* **TASK STATEMENT**: What follows are records. Restate all of them word for word.

* **MATERIAL TO PROCESS**:

<<<<

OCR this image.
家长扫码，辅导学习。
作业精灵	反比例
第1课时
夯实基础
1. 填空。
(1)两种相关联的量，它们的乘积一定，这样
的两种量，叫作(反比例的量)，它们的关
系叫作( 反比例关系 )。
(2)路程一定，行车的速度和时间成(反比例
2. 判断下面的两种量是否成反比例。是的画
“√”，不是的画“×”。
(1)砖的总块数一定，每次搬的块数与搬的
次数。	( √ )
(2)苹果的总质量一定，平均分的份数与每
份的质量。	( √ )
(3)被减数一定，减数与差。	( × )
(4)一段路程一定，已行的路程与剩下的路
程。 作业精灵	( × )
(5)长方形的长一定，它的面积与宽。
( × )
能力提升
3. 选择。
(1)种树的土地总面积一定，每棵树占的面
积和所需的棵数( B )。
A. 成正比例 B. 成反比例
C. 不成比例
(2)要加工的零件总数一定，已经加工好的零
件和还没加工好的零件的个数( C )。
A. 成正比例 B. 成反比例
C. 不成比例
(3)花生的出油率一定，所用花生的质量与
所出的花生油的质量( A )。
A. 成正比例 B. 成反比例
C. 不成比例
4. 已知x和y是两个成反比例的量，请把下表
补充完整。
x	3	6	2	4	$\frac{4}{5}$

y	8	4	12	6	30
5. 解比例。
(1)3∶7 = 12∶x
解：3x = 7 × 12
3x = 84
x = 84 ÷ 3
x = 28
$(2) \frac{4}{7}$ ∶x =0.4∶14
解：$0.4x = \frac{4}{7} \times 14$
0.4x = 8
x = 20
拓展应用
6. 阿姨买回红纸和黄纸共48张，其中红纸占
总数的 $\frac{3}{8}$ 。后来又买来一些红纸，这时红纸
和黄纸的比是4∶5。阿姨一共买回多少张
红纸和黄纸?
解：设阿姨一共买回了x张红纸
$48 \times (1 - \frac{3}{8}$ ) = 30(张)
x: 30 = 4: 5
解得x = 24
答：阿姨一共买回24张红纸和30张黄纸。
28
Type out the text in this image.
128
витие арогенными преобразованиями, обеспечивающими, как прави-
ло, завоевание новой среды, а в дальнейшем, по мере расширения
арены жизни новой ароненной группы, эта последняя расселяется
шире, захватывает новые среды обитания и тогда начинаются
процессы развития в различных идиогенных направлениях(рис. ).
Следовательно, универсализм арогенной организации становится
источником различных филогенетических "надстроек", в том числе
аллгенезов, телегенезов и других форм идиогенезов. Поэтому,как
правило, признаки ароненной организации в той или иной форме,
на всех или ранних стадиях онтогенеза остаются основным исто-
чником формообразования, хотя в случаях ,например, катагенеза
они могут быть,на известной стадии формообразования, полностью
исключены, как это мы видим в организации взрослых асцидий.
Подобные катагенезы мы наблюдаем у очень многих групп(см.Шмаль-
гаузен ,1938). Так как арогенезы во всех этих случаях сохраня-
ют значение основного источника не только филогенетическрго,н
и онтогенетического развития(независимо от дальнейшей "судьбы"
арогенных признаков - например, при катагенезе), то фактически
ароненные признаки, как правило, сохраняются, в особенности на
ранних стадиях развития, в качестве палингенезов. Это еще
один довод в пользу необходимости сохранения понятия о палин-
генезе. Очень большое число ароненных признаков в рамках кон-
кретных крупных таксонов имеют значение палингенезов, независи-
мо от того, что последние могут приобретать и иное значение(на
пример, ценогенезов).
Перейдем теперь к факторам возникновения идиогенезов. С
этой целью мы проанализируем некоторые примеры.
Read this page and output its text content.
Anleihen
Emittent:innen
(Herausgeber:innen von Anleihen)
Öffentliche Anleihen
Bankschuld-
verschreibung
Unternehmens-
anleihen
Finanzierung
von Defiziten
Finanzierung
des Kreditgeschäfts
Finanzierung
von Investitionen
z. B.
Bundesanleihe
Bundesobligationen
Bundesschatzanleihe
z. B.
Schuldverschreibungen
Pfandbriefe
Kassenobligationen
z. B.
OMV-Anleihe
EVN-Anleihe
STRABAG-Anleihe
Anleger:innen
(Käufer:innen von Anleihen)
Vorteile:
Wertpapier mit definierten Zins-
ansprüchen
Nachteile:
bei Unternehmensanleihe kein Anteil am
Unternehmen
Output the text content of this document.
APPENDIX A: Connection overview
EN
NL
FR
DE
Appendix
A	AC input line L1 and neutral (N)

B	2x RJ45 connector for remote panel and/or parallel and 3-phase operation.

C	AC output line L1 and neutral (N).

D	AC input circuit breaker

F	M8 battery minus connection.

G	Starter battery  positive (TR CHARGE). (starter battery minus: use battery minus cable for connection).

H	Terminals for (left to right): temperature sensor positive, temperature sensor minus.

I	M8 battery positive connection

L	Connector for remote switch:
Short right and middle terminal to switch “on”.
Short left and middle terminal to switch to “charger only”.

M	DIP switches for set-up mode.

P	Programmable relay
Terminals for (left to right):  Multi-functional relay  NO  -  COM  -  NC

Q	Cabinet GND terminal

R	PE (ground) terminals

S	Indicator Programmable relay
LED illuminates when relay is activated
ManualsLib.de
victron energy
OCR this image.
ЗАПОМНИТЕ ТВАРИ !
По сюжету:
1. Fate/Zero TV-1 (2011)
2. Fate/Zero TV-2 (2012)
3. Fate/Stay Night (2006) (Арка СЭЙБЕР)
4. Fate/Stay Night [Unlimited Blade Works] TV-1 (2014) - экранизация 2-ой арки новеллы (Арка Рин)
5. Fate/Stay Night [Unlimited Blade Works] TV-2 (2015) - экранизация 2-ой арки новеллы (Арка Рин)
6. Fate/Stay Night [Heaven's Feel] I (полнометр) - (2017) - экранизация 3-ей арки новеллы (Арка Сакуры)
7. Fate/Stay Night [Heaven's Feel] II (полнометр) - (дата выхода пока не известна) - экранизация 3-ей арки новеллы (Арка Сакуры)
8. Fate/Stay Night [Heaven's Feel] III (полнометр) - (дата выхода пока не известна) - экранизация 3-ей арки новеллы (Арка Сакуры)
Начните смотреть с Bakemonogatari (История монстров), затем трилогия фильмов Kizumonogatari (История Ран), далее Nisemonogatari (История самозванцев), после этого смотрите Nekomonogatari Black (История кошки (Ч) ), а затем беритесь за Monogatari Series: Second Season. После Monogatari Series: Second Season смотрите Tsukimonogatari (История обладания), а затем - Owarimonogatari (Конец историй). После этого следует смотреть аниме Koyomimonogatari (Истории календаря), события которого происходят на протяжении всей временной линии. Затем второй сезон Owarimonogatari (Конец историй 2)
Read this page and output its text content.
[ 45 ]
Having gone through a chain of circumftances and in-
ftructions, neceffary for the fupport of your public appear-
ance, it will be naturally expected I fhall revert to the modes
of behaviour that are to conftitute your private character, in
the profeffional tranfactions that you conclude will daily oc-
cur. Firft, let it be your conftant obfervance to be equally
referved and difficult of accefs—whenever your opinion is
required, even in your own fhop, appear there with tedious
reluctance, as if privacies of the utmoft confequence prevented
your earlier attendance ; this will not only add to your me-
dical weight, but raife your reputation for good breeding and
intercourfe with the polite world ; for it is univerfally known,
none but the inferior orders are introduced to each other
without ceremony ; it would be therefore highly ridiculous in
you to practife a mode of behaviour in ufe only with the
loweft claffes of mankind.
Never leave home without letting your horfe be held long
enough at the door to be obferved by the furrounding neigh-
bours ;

>>>>

* **SOLUTION**:
OCR this image.
家长扫码，辅导学习。
作业精灵	反比例
第1课时
夯实基础
1. 填空。
(1)两种相关联的量，它们的乘积一定，这样
的两种量，叫作(反比例的量)，它们的关
系叫作( 反比例关系 )。
(2)路程一定，行车的速度和时间成(反比例
2. 判断下面的两种量是否成反比例。是的画
“√”，不是的画“×”。
(1)砖的总块数一定，每次搬的块数与搬的
次数。	( √ )
(2)苹果的总质量一定，平均分的份数与每
份的质量。	( √ )
(3)被减数一定，减数与差。	( × )
(4)一段路程一定，已行的路程与剩下的路
程。 作业精灵	( × )
(5)长方形的长一定，它的面积与宽。
( × )
能力提升
3. 选择。
(1)种树的土地总面积一定，每棵树占的面
积和所需的棵数( B )。
A. 成正比例 B. 成反比例
C. 不成比例
(2)要加工的零件总数一定，已经加工好的零
件和还没加工好的零件的个数( C )。
A. 成正比例 B. 成反比例
C. 不成比例
(3)花生的出油率一定，所用花生的质量与
所出的花生油的质量( A )。
A. 成正比例 B. 成反比例
C. 不成比例
4. 已知x和y是两个成反比例的量，请把下表
补充完整。
x	3	6	2	4	$\frac{4}{5}$

y	8	4	12	6	30
5. 解比例。
(1)3∶7 = 12∶x
解：3x = 7 × 12
3x = 84
x = 84 ÷ 3
x = 28
$(2) \frac{4}{7}$ ∶x =0.4∶14
解：$0.4x = \frac{4}{7} \times 14$
0.4x = 8
x = 20
拓展应用
6. 阿姨买回红纸和黄纸共48张，其中红纸占
总数的 $\frac{3}{8}$ 。后来又买来一些红纸，这时红纸
和黄纸的比是4∶5。阿姨一共买回多少张
红纸和黄纸?
解：设阿姨一共买回了x张红纸
$48 \times (1 - \frac{3}{8}$ ) = 30(张)
x: 30 = 4: 5
解得x = 24
答：阿姨一共买回24张红纸和30张黄纸。
28
Type out the text in this image.
128
витие арогенными преобразованиями, обеспечивающими, как прави-
ло, завоевание новой среды, а в дальнейшем, по мере расширения
арены жизни новой ароненной группы, эта последняя расселяется
шире, захватывает новые среды обитания и тогда начинаются
процессы развития в различных идиогенных направлениях(рис. ).
Следовательно, универсализм арогенной организации становится
источником различных филогенетических "надстроек", в том числе
аллгенезов, телегенезов и других форм идиогенезов. Поэтому,как
правило, признаки ароненной организации в той или иной форме,
на всех или ранних стадиях онтогенеза остаются основным исто-
чником формообразования, хотя в случаях ,например, катагенеза
они могут быть,на известной стадии формообразования, полностью
исключены, как это мы видим в организации взрослых асцидий.
Подобные катагенезы мы наблюдаем у очень многих групп(см.Шмаль-
гаузен ,1938). Так как арогенезы во всех этих случаях сохраня-
ют значение основного источника не только филогенетическрго,н
и онтогенетического развития(независимо от дальнейшей "судьбы"
арогенных признаков - например, при катагенезе), то фактически
ароненные признаки, как правило, сохраняются, в особенности на
ранних стадиях развития, в качестве палингенезов. Это еще
один довод в пользу необходимости сохранения понятия о палин-
генезе. Очень большое число ароненных признаков в рамках кон-
кретных крупных таксонов имеют значение палингенезов, независи-
мо от того, что последние могут приобретать и иное значение(на
пример, ценогенезов).
Перейдем теперь к факторам возникновения идиогенезов. С
этой целью мы проанализируем некоторые примеры.
Read this page and output its text content.
Anleihen
Emittent:innen
(Herausgeber:innen von Anleihen)
Öffentliche Anleihen
Bankschuld-
verschreibung
Unternehmens-
anleihen
Finanzierung
von Defiziten
Finanzierung
des Kreditgeschäfts
Finanzierung
von Investitionen
z. B.
Bundesanleihe
Bundesobligationen
Bundesschatzanleihe
z. B.
Schuldverschreibungen
Pfandbriefe
Kassenobligationen
z. B.
OMV-Anleihe
EVN-Anleihe
STRABAG-Anleihe
Anleger:innen
(Käufer:innen von Anleihen)
Vorteile:
Wertpapier mit definierten Zins-
ansprüchen
Nachteile:
bei Unternehmensanleihe kein Anteil am
Unternehmen
Output the text content of this document.
APPENDIX A: Connection overview
EN
NL
FR
DE
Appendix
A	AC input line L1 and neutral (N)

B	2x RJ45 connector for remote panel and/or parallel and 3-phase operation.

C	AC output line L1 and neutral (N).

D	AC input circuit breaker

F	M8 battery minus connection.

G	Starter battery  positive (TR CHARGE). (starter battery minus: use battery minus cable for connection).

H	Terminals for (left to right): temperature sensor positive, temperature sensor minus.

I	M8 battery positive connection

L	Connector for remote switch:
Short right and middle terminal to switch “on”.
Short left and middle terminal to switch to “charger only”.

M	DIP switches for set-up mode.

P	Programmable relay
Terminals for (left to right):  Multi-functional relay  NO  -  COM  -  NC

Q	Cabinet GND terminal

R	PE (ground) terminals

S	Indicator Programmable relay
LED illuminates when relay is activated
ManualsLib.de
victron energy
OCR this image.
ЗАПОМНИТЕ ТВАРИ !
По сюжету:
1. Fate/Zero TV-1 (2011)
2. Fate/Zero TV-2 (2012)
3. Fate/Stay Night (2006) (Арка СЭЙБЕР)
4. Fate/Stay Night [Unlimited Blade Works] TV-1 (2014) - экранизация 2-ой арки новеллы (Арка Рин)
5. Fate/Stay Night [Unlimited Blade Works] TV-2 (2015) - экранизация 2-ой арки новеллы (Арка Рин)
6. Fate/Stay Night [Heaven's Feel] I (полнометр) - (2017) - экранизация 3-ей арки новеллы (Арка Сакуры)
7. Fate/Stay Night [Heaven's Feel] II (полнометр) - (дата выхода пока не известна) - экранизация 3-ей арки новеллы (Арка Сакуры)
8. Fate/Stay Night [Heaven's Feel] III (полнометр) - (дата выхода пока не известна) - экранизация 3-ей арки новеллы (Арка Сакуры)
Начните смотреть с Bakemonogatari (История монстров), затем трилогия фильмов Kizumonogatari (История Ран), далее Nisemonogatari (История самозванцев), после этого смотрите Nekomonogatari Black (История кошки (Ч) ), а затем беритесь за Monogatari Series: Second Season. После Monogatari Series: Second Season смотрите Tsukimonogatari (История обладания), а затем - Owarimonogatari (Конец историй). После этого следует смотреть аниме Koyomimonogatari (Истории календаря), события которого происходят на протяжении всей временной линии. Затем второй сезон Owarimonogatari (Конец историй 2)
Read this page and output its text content.
[ 45 ]
Having gone through a chain of circumftances and in-
ftructions, neceffary for the fupport of your public appear-
ance, it will be naturally expected I fhall revert to the modes
of behaviour that are to conftitute your private character, in
the profeffional tranfactions that you conclude will daily oc-
cur. Firft, let it be your conftant obfervance to be equally
referved and difficult of accefs—whenever your opinion is
required, even in your own fhop, appear there with tedious
reluctance, as if privacies of the utmoft confequence prevented
your earlier attendance ; this will not only add to your me-
dical weight, but raife your reputation for good breeding and
intercourfe with the polite world ; for it is univerfally known,
none but the inferior orders are introduced to each other
without ceremony ; it would be therefore highly ridiculous in
you to practife a mode of behaviour in ufe only with the
loweft claffes of mankind.
Never leave home without letting your horfe be held long
enough at the door to be obferved by the furrounding neigh-
bours ;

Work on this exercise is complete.